• **Given exercise**: Transcribe all of the material exactly.

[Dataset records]
* * * * * * * * *
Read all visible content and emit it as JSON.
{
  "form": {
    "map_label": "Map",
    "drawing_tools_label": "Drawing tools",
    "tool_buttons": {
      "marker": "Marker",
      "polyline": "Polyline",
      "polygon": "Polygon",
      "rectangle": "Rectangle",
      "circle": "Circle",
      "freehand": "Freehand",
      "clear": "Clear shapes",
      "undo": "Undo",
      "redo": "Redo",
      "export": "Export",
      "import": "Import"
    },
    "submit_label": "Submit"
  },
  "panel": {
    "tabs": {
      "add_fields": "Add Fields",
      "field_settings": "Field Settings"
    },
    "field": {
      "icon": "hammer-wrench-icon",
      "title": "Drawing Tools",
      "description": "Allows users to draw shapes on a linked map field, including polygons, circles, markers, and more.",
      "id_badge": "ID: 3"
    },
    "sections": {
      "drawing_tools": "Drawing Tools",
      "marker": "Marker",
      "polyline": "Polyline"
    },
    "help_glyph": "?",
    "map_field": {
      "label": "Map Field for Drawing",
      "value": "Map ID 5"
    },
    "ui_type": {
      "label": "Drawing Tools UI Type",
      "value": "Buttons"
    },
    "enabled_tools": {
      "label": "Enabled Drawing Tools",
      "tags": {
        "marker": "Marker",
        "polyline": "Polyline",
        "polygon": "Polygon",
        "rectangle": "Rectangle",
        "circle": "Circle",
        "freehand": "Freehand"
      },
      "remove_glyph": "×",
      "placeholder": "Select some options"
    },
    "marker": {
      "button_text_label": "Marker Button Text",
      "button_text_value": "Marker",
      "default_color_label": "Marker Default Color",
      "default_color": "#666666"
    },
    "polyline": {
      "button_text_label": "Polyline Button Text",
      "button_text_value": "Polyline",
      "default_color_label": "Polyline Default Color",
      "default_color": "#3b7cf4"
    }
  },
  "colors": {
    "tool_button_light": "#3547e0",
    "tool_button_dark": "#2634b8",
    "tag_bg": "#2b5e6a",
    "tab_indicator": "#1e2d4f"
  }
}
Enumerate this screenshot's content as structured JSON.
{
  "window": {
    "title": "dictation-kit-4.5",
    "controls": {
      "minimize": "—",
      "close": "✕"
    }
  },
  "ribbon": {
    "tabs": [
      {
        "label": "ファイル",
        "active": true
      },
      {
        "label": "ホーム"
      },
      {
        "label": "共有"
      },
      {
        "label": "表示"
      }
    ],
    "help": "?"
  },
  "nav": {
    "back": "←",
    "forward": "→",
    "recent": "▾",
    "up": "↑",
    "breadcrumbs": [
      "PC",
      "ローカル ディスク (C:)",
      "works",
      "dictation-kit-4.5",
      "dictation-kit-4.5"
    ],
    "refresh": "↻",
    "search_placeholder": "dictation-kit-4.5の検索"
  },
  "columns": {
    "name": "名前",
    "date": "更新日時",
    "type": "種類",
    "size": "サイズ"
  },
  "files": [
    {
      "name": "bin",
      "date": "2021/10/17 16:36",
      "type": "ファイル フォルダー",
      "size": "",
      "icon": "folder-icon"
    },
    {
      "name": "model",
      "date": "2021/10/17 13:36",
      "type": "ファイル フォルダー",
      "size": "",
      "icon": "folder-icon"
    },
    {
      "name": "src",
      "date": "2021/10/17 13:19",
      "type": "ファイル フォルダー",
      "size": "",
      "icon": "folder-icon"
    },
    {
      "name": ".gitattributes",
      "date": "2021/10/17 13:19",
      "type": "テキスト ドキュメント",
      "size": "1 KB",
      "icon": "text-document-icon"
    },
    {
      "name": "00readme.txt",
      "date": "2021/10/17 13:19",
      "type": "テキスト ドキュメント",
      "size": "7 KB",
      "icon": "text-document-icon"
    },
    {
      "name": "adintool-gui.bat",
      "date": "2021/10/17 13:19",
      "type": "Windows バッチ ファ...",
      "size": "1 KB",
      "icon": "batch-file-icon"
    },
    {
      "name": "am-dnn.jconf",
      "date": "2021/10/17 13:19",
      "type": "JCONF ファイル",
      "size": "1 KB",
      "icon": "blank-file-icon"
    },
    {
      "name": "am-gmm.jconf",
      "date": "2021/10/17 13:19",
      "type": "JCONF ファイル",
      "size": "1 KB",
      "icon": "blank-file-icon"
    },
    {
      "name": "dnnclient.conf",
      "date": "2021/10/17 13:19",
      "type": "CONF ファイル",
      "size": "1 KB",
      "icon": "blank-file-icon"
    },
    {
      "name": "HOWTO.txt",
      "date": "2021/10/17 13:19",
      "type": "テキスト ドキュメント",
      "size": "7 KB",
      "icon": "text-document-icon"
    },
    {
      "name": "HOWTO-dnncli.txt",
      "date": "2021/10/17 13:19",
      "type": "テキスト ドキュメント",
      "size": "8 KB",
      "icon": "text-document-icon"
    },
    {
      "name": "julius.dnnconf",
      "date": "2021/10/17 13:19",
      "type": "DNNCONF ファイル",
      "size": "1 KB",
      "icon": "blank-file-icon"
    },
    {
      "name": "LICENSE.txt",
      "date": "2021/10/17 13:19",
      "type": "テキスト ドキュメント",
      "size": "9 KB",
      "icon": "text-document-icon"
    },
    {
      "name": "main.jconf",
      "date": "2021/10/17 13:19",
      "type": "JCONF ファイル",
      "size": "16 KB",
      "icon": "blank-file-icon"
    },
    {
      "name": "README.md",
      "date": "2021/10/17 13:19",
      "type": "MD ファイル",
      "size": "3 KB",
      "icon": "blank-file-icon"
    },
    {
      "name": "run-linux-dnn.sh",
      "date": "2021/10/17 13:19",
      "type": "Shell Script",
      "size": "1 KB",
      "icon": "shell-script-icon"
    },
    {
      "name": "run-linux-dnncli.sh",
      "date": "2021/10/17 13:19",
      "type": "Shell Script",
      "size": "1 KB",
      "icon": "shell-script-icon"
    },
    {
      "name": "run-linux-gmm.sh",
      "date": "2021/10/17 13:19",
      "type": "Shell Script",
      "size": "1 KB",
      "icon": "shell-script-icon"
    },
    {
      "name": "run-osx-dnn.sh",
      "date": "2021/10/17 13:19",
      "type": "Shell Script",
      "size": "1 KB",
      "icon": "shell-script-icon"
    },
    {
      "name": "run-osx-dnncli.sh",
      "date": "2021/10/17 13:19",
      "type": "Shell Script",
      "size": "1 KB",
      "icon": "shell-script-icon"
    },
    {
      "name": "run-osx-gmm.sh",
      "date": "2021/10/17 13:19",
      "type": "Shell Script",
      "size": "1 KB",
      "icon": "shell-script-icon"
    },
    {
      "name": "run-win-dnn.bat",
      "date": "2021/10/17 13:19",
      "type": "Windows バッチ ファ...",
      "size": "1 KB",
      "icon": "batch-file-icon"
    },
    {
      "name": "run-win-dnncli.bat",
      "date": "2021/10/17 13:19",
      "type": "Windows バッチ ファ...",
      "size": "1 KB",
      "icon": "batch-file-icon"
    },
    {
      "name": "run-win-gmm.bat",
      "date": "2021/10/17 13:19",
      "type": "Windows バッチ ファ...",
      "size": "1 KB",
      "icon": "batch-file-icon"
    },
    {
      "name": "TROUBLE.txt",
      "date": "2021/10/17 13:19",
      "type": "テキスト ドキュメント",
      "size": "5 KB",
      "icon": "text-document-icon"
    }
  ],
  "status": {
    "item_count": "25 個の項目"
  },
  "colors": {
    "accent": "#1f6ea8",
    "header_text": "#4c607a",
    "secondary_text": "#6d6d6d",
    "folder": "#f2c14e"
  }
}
* * * * * * * * *
• **Right answer**:
Read all visible content and emit it as JSON.
{
  "form": {
    "map_label": "Map",
    "drawing_tools_label": "Drawing tools",
    "tool_buttons": {
      "marker": "Marker",
      "polyline": "Polyline",
      "polygon": "Polygon",
      "rectangle": "Rectangle",
      "circle": "Circle",
      "freehand": "Freehand",
      "clear": "Clear shapes",
      "undo": "Undo",
      "redo": "Redo",
      "export": "Export",
      "import": "Import"
    },
    "submit_label": "Submit"
  },
  "panel": {
    "tabs": {
      "add_fields": "Add Fields",
      "field_settings": "Field Settings"
    },
    "field": {
      "icon": "hammer-wrench-icon",
      "title": "Drawing Tools",
      "description": "Allows users to draw shapes on a linked map field, including polygons, circles, markers, and more.",
      "id_badge": "ID: 3"
    },
    "sections": {
      "drawing_tools": "Drawing Tools",
      "marker": "Marker",
      "polyline": "Polyline"
    },
    "help_glyph": "?",
    "map_field": {
      "label": "Map Field for Drawing",
      "value": "Map ID 5"
    },
    "ui_type": {
      "label": "Drawing Tools UI Type",
      "value": "Buttons"
    },
    "enabled_tools": {
      "label": "Enabled Drawing Tools",
      "tags": {
        "marker": "Marker",
        "polyline": "Polyline",
        "polygon": "Polygon",
        "rectangle": "Rectangle",
        "circle": "Circle",
        "freehand": "Freehand"
      },
      "remove_glyph": "×",
      "placeholder": "Select some options"
    },
    "marker": {
      "button_text_label": "Marker Button Text",
      "button_text_value": "Marker",
      "default_color_label": "Marker Default Color",
      "default_color": "#666666"
    },
    "polyline": {
      "button_text_label": "Polyline Button Text",
      "button_text_value": "Polyline",
      "default_color_label": "Polyline Default Color",
      "default_color": "#3b7cf4"
    }
  },
  "colors": {
    "tool_button_light": "#3547e0",
    "tool_button_dark": "#2634b8",
    "tag_bg": "#2b5e6a",
    "tab_indicator": "#1e2d4f"
  }
}
Enumerate this screenshot's content as structured JSON.
{
  "window": {
    "title": "dictation-kit-4.5",
    "controls": {
      "minimize": "—",
      "close": "✕"
    }
  },
  "ribbon": {
    "tabs": [
      {
        "label": "ファイル",
        "active": true
      },
      {
        "label": "ホーム"
      },
      {
        "label": "共有"
      },
      {
        "label": "表示"
      }
    ],
    "help": "?"
  },
  "nav": {
    "back": "←",
    "forward": "→",
    "recent": "▾",
    "up": "↑",
    "breadcrumbs": [
      "PC",
      "ローカル ディスク (C:)",
      "works",
      "dictation-kit-4.5",
      "dictation-kit-4.5"
    ],
    "refresh": "↻",
    "search_placeholder": "dictation-kit-4.5の検索"
  },
  "columns": {
    "name": "名前",
    "date": "更新日時",
    "type": "種類",
    "size": "サイズ"
  },
  "files": [
    {
      "name": "bin",
      "date": "2021/10/17 16:36",
      "type": "ファイル フォルダー",
      "size": "",
      "icon": "folder-icon"
    },
    {
      "name": "model",
      "date": "2021/10/17 13:36",
      "type": "ファイル フォルダー",
      "size": "",
      "icon": "folder-icon"
    },
    {
      "name": "src",
      "date": "2021/10/17 13:19",
      "type": "ファイル フォルダー",
      "size": "",
      "icon": "folder-icon"
    },
    {
      "name": ".gitattributes",
      "date": "2021/10/17 13:19",
      "type": "テキスト ドキュメント",
      "size": "1 KB",
      "icon": "text-document-icon"
    },
    {
      "name": "00readme.txt",
      "date": "2021/10/17 13:19",
      "type": "テキスト ドキュメント",
      "size": "7 KB",
      "icon": "text-document-icon"
    },
    {
      "name": "adintool-gui.bat",
      "date": "2021/10/17 13:19",
      "type": "Windows バッチ ファ...",
      "size": "1 KB",
      "icon": "batch-file-icon"
    },
    {
      "name": "am-dnn.jconf",
      "date": "2021/10/17 13:19",
      "type": "JCONF ファイル",
      "size": "1 KB",
      "icon": "blank-file-icon"
    },
    {
      "name": "am-gmm.jconf",
      "date": "2021/10/17 13:19",
      "type": "JCONF ファイル",
      "size": "1 KB",
      "icon": "blank-file-icon"
    },
    {
      "name": "dnnclient.conf",
      "date": "2021/10/17 13:19",
      "type": "CONF ファイル",
      "size": "1 KB",
      "icon": "blank-file-icon"
    },
    {
      "name": "HOWTO.txt",
      "date": "2021/10/17 13:19",
      "type": "テキスト ドキュメント",
      "size": "7 KB",
      "icon": "text-document-icon"
    },
    {
      "name": "HOWTO-dnncli.txt",
      "date": "2021/10/17 13:19",
      "type": "テキスト ドキュメント",
      "size": "8 KB",
      "icon": "text-document-icon"
    },
    {
      "name": "julius.dnnconf",
      "date": "2021/10/17 13:19",
      "type": "DNNCONF ファイル",
      "size": "1 KB",
      "icon": "blank-file-icon"
    },
    {
      "name": "LICENSE.txt",
      "date": "2021/10/17 13:19",
      "type": "テキスト ドキュメント",
      "size": "9 KB",
      "icon": "text-document-icon"
    },
    {
      "name": "main.jconf",
      "date": "2021/10/17 13:19",
      "type": "JCONF ファイル",
      "size": "16 KB",
      "icon": "blank-file-icon"
    },
    {
      "name": "README.md",
      "date": "2021/10/17 13:19",
      "type": "MD ファイル",
      "size": "3 KB",
      "icon": "blank-file-icon"
    },
    {
      "name": "run-linux-dnn.sh",
      "date": "2021/10/17 13:19",
      "type": "Shell Script",
      "size": "1 KB",
      "icon": "shell-script-icon"
    },
    {
      "name": "run-linux-dnncli.sh",
      "date": "2021/10/17 13:19",
      "type": "Shell Script",
      "size": "1 KB",
      "icon": "shell-script-icon"
    },
    {
      "name": "run-linux-gmm.sh",
      "date": "2021/10/17 13:19",
      "type": "Shell Script",
      "size": "1 KB",
      "icon": "shell-script-icon"
    },
    {
      "name": "run-osx-dnn.sh",
      "date": "2021/10/17 13:19",
      "type": "Shell Script",
      "size": "1 KB",
      "icon": "shell-script-icon"
    },
    {
      "name": "run-osx-dnncli.sh",
      "date": "2021/10/17 13:19",
      "type": "Shell Script",
      "size": "1 KB",
      "icon": "shell-script-icon"
    },
    {
      "name": "run-osx-gmm.sh",
      "date": "2021/10/17 13:19",
      "type": "Shell Script",
      "size": "1 KB",
      "icon": "shell-script-icon"
    },
    {
      "name": "run-win-dnn.bat",
      "date": "2021/10/17 13:19",
      "type": "Windows バッチ ファ...",
      "size": "1 KB",
      "icon": "batch-file-icon"
    },
    {
      "name": "run-win-dnncli.bat",
      "date": "2021/10/17 13:19",
      "type": "Windows バッチ ファ...",
      "size": "1 KB",
      "icon": "batch-file-icon"
    },
    {
      "name": "run-win-gmm.bat",
      "date": "2021/10/17 13:19",
      "type": "Windows バッチ ファ...",
      "size": "1 KB",
      "icon": "batch-file-icon"
    },
    {
      "name": "TROUBLE.txt",
      "date": "2021/10/17 13:19",
      "type": "テキスト ドキュメント",
      "size": "5 KB",
      "icon": "text-document-icon"
    }
  ],
  "status": {
    "item_count": "25 個の項目"
  },
  "colors": {
    "accent": "#1f6ea8",
    "header_text": "#4c607a",
    "secondary_text": "#6d6d6d",
    "folder": "#f2c14e"
  }
}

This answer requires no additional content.